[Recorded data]
◆ ◆ ◆ ◆

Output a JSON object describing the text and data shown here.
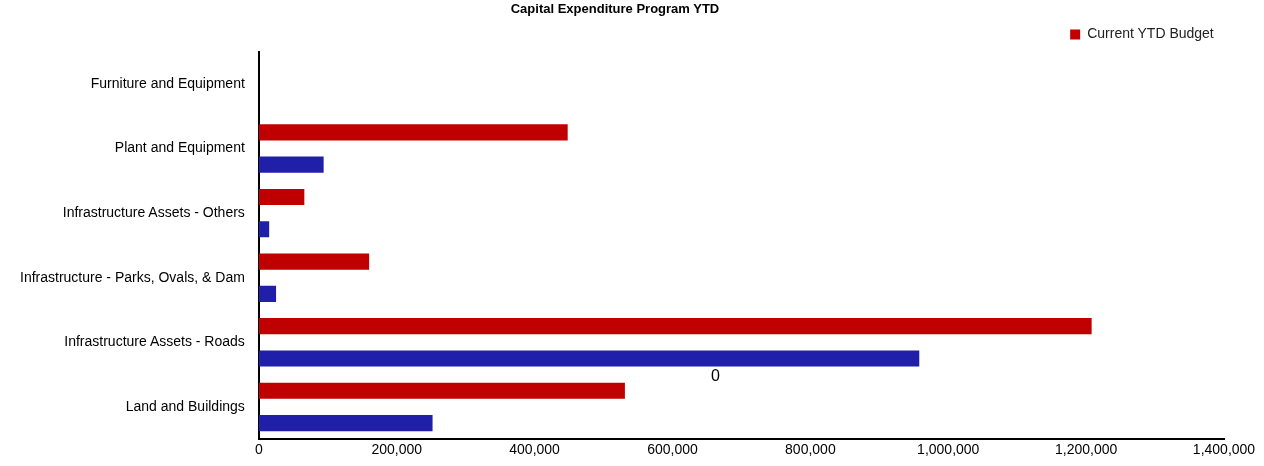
{
  "chart_data": {
    "type": "bar",
    "orientation": "horizontal",
    "title": "Capital Expenditure Program YTD",
    "categories": [
      "Furniture and Equipment",
      "Plant and Equipment",
      "Infrastructure Assets - Others",
      "Infrastructure - Parks, Ovals, & Dam",
      "Infrastructure Assets - Roads",
      "Land and Buildings"
    ],
    "series": [
      {
        "name": "Current YTD Budget",
        "color": "#c00000",
        "values": [
          0,
          448000,
          66000,
          160000,
          1208000,
          531000
        ]
      },
      {
        "color": "#1f1faa",
        "values": [
          0,
          94000,
          15000,
          25000,
          958000,
          252000
        ]
      }
    ],
    "xlim": [
      0,
      1400000
    ],
    "xticks": [
      {
        "value": 0,
        "label": "0"
      },
      {
        "value": 200000,
        "label": "200,000"
      },
      {
        "value": 400000,
        "label": "400,000"
      },
      {
        "value": 600000,
        "label": "600,000"
      },
      {
        "value": 800000,
        "label": "800,000"
      },
      {
        "value": 1000000,
        "label": "1,000,000"
      },
      {
        "value": 1200000,
        "label": "1,200,000"
      },
      {
        "value": 1400000,
        "label": "1,400,000"
      }
    ],
    "grid": false,
    "legend": "top right",
    "annotations": [
      "0"
    ]
  }
}
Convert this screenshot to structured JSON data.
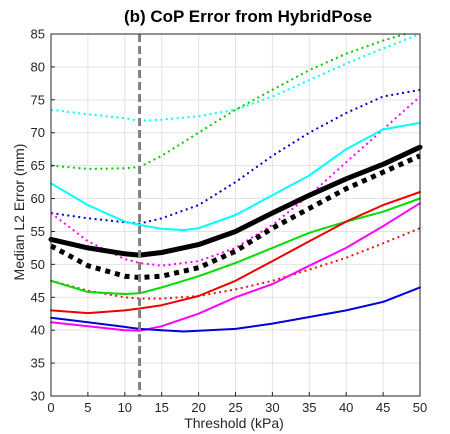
{
  "chart_data": {
    "type": "line",
    "title": "(b) CoP Error from HybridPose",
    "xlabel": "Threshold (kPa)",
    "ylabel": "Median L2 Error (mm)",
    "xlim": [
      0,
      50
    ],
    "ylim": [
      30,
      85
    ],
    "xticks": [
      0,
      5,
      10,
      15,
      20,
      25,
      30,
      35,
      40,
      45,
      50
    ],
    "yticks": [
      30,
      35,
      40,
      45,
      50,
      55,
      60,
      65,
      70,
      75,
      80,
      85
    ],
    "grid": true,
    "vertical_marker": {
      "x": 12,
      "color": "#808080",
      "style": "dashed"
    },
    "series": [
      {
        "color": "#00ffff",
        "style": "dotted",
        "width": 2,
        "x": [
          0,
          5,
          10,
          12,
          15,
          20,
          25,
          30,
          35,
          40,
          45,
          50
        ],
        "y": [
          73.5,
          72.8,
          72.2,
          71.8,
          72.0,
          72.5,
          73.5,
          75.5,
          78.0,
          80.5,
          82.8,
          85.0
        ]
      },
      {
        "color": "#00cc00",
        "style": "dotted",
        "width": 2,
        "x": [
          0,
          5,
          10,
          12,
          15,
          20,
          25,
          30,
          35,
          40,
          45,
          48
        ],
        "y": [
          65.0,
          64.5,
          64.6,
          64.8,
          66.5,
          70.0,
          73.5,
          76.5,
          79.5,
          82.0,
          84.0,
          85.0
        ]
      },
      {
        "color": "#0000cc",
        "style": "dotted",
        "width": 2,
        "x": [
          0,
          5,
          10,
          12,
          15,
          20,
          25,
          30,
          35,
          40,
          45,
          50
        ],
        "y": [
          57.8,
          57.0,
          56.4,
          56.2,
          57.0,
          59.0,
          62.5,
          66.5,
          70.0,
          73.0,
          75.5,
          76.5
        ]
      },
      {
        "color": "#ff00ff",
        "style": "dotted",
        "width": 2,
        "x": [
          0,
          5,
          10,
          12,
          15,
          20,
          25,
          30,
          35,
          40,
          45,
          50
        ],
        "y": [
          57.8,
          53.5,
          50.8,
          50.2,
          49.8,
          50.5,
          52.5,
          56.0,
          60.5,
          65.5,
          70.5,
          75.5
        ]
      },
      {
        "color": "#ee1111",
        "style": "dotted",
        "width": 2,
        "x": [
          0,
          5,
          10,
          12,
          15,
          20,
          25,
          30,
          35,
          40,
          45,
          50
        ],
        "y": [
          47.5,
          46.0,
          45.0,
          44.8,
          44.8,
          45.2,
          46.2,
          47.5,
          49.2,
          51.0,
          53.2,
          55.5
        ]
      },
      {
        "color": "#000000",
        "style": "dotted",
        "width": 5,
        "x": [
          0,
          5,
          10,
          12,
          15,
          20,
          25,
          30,
          35,
          40,
          45,
          50
        ],
        "y": [
          52.8,
          49.8,
          48.2,
          48.0,
          48.2,
          49.5,
          52.0,
          55.5,
          58.5,
          61.5,
          64.0,
          66.5
        ]
      },
      {
        "color": "#00ffff",
        "style": "solid",
        "width": 2,
        "x": [
          0,
          2,
          5,
          8,
          10,
          12,
          15,
          18,
          20,
          25,
          30,
          35,
          40,
          45,
          50
        ],
        "y": [
          62.3,
          61.0,
          59.0,
          57.5,
          56.5,
          56.0,
          55.4,
          55.2,
          55.5,
          57.5,
          60.5,
          63.5,
          67.5,
          70.5,
          71.5
        ]
      },
      {
        "color": "#000000",
        "style": "solid",
        "width": 5,
        "x": [
          0,
          5,
          10,
          12,
          15,
          20,
          25,
          30,
          35,
          40,
          45,
          50
        ],
        "y": [
          53.8,
          52.5,
          51.6,
          51.4,
          51.8,
          53.0,
          55.0,
          57.8,
          60.5,
          63.0,
          65.2,
          67.8
        ]
      },
      {
        "color": "#00dd00",
        "style": "solid",
        "width": 2,
        "x": [
          0,
          5,
          10,
          12,
          15,
          20,
          25,
          30,
          35,
          40,
          45,
          50
        ],
        "y": [
          47.5,
          45.8,
          45.5,
          45.6,
          46.5,
          48.2,
          50.2,
          52.5,
          54.8,
          56.5,
          58.0,
          60.0
        ]
      },
      {
        "color": "#ee0000",
        "style": "solid",
        "width": 2,
        "x": [
          0,
          5,
          10,
          12,
          15,
          20,
          25,
          30,
          35,
          40,
          45,
          50
        ],
        "y": [
          43.0,
          42.6,
          43.0,
          43.3,
          43.8,
          45.2,
          47.5,
          50.5,
          53.5,
          56.5,
          59.0,
          61.0
        ]
      },
      {
        "color": "#ff00ff",
        "style": "solid",
        "width": 2,
        "x": [
          0,
          5,
          10,
          12,
          15,
          20,
          25,
          30,
          35,
          40,
          45,
          50
        ],
        "y": [
          41.2,
          40.6,
          40.0,
          39.9,
          40.6,
          42.5,
          45.0,
          47.0,
          49.8,
          52.5,
          55.8,
          59.3
        ]
      },
      {
        "color": "#0000dd",
        "style": "solid",
        "width": 2,
        "x": [
          0,
          5,
          10,
          12,
          15,
          18,
          20,
          25,
          30,
          35,
          40,
          45,
          50
        ],
        "y": [
          41.9,
          41.2,
          40.5,
          40.2,
          40.0,
          39.8,
          39.9,
          40.2,
          41.0,
          42.0,
          43.0,
          44.3,
          46.5
        ]
      }
    ]
  }
}
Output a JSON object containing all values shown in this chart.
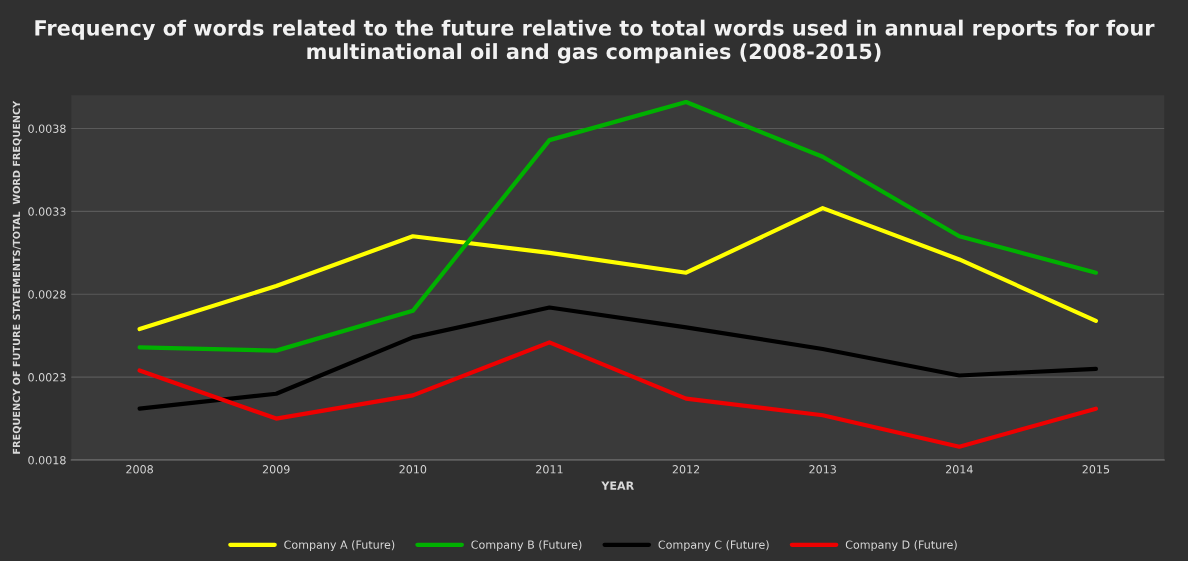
{
  "chart_data": {
    "type": "line",
    "title": "Frequency of words related to the future relative to total words used in annual reports for four multinational oil and gas companies (2008-2015)",
    "xlabel": "YEAR",
    "ylabel": "FREQUENCY OF FUTURE STATEMENTS/TOTAL  WORD FREQUENCY",
    "categories": [
      "2008",
      "2009",
      "2010",
      "2011",
      "2012",
      "2013",
      "2014",
      "2015"
    ],
    "series": [
      {
        "name": "Company A (Future)",
        "color": "#ffff00",
        "values": [
          0.00259,
          0.00285,
          0.00315,
          0.00305,
          0.00293,
          0.00332,
          0.00301,
          0.00264
        ]
      },
      {
        "name": "Company B (Future)",
        "color": "#00b000",
        "values": [
          0.00248,
          0.00246,
          0.0027,
          0.00373,
          0.00396,
          0.00363,
          0.00315,
          0.00293
        ]
      },
      {
        "name": "Company C (Future)",
        "color": "#000000",
        "values": [
          0.00211,
          0.0022,
          0.00254,
          0.00272,
          0.0026,
          0.00247,
          0.00231,
          0.00235
        ]
      },
      {
        "name": "Company D (Future)",
        "color": "#ee0000",
        "values": [
          0.00234,
          0.00205,
          0.00219,
          0.00251,
          0.00217,
          0.00207,
          0.00188,
          0.00211
        ]
      }
    ],
    "ylim": [
      0.0018,
      0.004
    ],
    "yticks": [
      0.0018,
      0.0023,
      0.0028,
      0.0033,
      0.0038
    ],
    "grid": "y",
    "legend": "bottom",
    "marker": "none",
    "line_style": "solid"
  }
}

◆ ◆ ◆ ◆

*Task*
Look over the records above and copy each line that includes the string "object".

*Result of the exercise*
Output a JSON object describing the text and data shown here.
Output a JSON object containing all values shown in this chart.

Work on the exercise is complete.